In how many lines does the string "Atur" appear? Answer with the number only.

> **Saved data entries**

__________________________________________________

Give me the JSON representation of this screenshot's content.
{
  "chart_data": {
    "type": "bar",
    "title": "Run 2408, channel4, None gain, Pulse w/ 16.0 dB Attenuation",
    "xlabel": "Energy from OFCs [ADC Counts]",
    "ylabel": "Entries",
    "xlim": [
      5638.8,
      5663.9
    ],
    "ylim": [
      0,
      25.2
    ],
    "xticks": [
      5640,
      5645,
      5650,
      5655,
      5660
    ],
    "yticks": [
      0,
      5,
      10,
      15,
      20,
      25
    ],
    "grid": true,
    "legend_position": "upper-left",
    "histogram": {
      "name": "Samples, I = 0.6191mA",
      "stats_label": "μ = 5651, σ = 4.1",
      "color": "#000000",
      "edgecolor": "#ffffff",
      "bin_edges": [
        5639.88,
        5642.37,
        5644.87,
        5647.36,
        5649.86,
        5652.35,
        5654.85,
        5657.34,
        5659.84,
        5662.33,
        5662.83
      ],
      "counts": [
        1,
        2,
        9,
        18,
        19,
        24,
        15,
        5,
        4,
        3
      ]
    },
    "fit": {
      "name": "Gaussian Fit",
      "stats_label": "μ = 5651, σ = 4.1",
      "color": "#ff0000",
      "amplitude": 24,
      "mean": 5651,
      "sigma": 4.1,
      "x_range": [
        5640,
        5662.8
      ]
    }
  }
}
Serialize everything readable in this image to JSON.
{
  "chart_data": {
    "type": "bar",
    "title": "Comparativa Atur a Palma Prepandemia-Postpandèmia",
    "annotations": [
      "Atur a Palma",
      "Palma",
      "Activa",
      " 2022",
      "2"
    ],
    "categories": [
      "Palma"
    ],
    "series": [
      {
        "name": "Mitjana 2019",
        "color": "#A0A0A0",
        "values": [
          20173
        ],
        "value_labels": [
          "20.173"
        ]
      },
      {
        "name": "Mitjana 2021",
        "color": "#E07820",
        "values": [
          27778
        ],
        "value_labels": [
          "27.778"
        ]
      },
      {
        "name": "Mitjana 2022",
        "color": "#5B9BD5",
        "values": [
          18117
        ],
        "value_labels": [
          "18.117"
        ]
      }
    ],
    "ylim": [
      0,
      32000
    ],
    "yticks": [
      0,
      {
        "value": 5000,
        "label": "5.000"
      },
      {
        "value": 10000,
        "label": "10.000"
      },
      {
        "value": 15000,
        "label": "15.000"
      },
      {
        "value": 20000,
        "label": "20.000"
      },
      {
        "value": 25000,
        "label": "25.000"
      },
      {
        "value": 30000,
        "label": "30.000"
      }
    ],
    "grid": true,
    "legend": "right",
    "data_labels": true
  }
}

__________________________________________________

> **ANSWER FOR THE TASK**
2